**Records**

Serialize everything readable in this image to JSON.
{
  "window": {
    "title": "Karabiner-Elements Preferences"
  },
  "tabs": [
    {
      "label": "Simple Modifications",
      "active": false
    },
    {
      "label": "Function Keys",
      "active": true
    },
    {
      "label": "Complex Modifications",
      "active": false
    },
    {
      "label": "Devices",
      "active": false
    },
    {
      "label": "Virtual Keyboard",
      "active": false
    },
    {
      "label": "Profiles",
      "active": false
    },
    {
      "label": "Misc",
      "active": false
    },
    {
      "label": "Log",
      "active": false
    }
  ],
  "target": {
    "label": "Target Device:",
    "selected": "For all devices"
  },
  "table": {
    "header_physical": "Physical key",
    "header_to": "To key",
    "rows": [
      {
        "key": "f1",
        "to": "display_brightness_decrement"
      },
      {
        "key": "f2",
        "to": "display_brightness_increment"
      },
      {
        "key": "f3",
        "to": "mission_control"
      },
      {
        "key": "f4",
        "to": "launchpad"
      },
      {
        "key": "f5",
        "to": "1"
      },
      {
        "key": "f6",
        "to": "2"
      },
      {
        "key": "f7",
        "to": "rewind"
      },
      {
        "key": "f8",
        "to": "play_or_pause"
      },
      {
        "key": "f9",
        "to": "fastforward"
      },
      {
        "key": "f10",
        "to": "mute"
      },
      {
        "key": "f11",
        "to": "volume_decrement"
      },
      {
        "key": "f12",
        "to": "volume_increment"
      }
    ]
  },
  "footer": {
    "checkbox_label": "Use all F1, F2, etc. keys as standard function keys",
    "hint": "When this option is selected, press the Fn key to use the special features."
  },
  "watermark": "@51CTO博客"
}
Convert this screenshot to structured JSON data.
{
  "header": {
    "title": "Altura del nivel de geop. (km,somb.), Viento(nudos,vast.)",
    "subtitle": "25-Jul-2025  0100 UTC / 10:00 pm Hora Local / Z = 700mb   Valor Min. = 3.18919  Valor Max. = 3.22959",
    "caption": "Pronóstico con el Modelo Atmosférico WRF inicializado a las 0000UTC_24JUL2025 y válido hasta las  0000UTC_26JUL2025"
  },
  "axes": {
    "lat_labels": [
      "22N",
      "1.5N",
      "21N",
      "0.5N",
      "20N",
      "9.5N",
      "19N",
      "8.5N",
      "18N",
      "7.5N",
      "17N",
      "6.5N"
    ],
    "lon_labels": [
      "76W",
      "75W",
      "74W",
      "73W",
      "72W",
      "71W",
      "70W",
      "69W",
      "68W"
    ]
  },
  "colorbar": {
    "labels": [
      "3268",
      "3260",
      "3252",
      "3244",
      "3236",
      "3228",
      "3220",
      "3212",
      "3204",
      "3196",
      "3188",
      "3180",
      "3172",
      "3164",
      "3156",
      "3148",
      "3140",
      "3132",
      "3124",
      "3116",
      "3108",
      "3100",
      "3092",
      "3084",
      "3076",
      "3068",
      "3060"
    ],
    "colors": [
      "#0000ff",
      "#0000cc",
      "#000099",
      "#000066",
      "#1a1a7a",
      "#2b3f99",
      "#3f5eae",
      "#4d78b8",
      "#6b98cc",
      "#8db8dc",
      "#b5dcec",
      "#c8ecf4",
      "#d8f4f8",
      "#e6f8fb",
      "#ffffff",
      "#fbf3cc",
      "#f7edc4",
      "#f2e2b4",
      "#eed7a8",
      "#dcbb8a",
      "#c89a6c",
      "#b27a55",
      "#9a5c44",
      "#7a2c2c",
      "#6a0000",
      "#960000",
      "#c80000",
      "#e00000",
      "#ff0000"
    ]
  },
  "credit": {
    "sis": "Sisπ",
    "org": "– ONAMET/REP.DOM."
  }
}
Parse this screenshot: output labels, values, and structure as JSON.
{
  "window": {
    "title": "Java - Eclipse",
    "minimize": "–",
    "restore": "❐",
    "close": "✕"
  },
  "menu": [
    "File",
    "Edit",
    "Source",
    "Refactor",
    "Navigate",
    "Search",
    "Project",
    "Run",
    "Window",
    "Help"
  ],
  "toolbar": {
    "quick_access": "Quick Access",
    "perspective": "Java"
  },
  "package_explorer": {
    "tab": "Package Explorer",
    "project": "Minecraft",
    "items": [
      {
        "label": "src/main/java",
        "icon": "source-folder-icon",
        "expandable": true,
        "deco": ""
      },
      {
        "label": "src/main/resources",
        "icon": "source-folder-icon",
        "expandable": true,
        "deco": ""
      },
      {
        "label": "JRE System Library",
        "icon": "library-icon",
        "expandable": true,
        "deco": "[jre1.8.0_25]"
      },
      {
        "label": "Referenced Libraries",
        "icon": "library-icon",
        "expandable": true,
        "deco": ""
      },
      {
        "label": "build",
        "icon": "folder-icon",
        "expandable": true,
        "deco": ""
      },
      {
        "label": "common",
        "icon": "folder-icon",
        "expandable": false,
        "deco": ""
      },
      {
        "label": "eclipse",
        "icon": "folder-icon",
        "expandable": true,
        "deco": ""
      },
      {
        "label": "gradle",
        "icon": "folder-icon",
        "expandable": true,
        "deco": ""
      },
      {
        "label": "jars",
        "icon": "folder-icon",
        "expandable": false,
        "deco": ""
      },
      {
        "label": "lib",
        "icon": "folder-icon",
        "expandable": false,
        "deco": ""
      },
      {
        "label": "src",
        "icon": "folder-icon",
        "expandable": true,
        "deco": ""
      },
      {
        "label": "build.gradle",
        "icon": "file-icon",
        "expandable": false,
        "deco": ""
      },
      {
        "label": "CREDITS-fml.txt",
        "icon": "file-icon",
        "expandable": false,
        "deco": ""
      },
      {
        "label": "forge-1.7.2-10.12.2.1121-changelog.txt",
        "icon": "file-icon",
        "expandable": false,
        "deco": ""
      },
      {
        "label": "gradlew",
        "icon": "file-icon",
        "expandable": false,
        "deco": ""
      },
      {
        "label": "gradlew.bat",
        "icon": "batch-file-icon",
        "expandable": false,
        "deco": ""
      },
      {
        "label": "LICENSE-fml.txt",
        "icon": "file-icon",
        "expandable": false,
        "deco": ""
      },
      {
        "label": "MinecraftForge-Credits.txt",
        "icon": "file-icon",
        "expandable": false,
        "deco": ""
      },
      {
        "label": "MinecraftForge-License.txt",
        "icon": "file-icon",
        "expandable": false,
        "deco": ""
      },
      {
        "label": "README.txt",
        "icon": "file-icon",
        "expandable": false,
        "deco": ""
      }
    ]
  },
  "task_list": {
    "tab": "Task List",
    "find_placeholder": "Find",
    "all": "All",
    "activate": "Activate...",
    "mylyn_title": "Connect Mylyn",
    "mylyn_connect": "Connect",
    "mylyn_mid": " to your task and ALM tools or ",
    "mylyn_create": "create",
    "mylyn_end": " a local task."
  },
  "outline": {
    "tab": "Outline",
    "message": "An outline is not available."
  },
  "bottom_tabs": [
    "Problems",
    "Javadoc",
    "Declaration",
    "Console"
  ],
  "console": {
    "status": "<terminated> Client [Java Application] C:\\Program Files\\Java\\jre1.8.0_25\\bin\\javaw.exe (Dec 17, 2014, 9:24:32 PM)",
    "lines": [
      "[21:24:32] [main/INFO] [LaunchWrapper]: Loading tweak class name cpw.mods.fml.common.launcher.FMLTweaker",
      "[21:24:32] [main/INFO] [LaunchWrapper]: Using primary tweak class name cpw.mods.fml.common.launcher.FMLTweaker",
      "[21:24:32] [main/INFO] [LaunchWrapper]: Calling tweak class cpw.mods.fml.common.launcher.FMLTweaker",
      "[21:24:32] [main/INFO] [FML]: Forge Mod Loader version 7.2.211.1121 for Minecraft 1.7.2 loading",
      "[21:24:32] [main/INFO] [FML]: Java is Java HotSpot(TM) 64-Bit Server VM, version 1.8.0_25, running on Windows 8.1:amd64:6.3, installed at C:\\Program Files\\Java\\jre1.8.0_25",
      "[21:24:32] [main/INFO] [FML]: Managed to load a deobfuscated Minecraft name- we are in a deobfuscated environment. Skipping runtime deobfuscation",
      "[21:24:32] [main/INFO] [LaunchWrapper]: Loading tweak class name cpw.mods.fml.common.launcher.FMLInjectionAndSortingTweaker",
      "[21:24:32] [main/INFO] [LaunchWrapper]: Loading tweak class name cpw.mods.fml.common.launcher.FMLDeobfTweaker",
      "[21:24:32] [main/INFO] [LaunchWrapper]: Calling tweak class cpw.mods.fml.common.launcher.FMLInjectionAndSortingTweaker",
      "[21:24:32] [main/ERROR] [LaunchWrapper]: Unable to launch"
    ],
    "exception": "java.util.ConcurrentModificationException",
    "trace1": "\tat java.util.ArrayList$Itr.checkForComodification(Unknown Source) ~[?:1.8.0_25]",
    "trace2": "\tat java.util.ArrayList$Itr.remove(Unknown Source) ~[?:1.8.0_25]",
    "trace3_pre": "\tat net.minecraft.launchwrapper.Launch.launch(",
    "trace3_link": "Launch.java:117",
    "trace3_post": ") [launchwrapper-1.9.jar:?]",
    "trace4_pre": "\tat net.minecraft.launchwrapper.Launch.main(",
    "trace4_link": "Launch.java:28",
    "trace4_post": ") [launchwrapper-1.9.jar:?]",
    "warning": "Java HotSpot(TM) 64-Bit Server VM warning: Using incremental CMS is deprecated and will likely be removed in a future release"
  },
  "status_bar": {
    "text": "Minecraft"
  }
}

**What is expected**
Pull every line containing "tweak" out of the records.

**Answer in full**
      "[21:24:32] [main/INFO] [LaunchWrapper]: Loading tweak class name cpw.mods.fml.common.launcher.FMLTweaker",
      "[21:24:32] [main/INFO] [LaunchWrapper]: Using primary tweak class name cpw.mods.fml.common.launcher.FMLTweaker",
      "[21:24:32] [main/INFO] [LaunchWrapper]: Calling tweak class cpw.mods.fml.common.launcher.FMLTweaker",
      "[21:24:32] [main/INFO] [LaunchWrapper]: Loading tweak class name cpw.mods.fml.common.launcher.FMLInjectionAndSortingTweaker",
      "[21:24:32] [main/INFO] [LaunchWrapper]: Loading tweak class name cpw.mods.fml.common.launcher.FMLDeobfTweaker",
      "[21:24:32] [main/INFO] [LaunchWrapper]: Calling tweak class cpw.mods.fml.common.launcher.FMLInjectionAndSortingTweaker",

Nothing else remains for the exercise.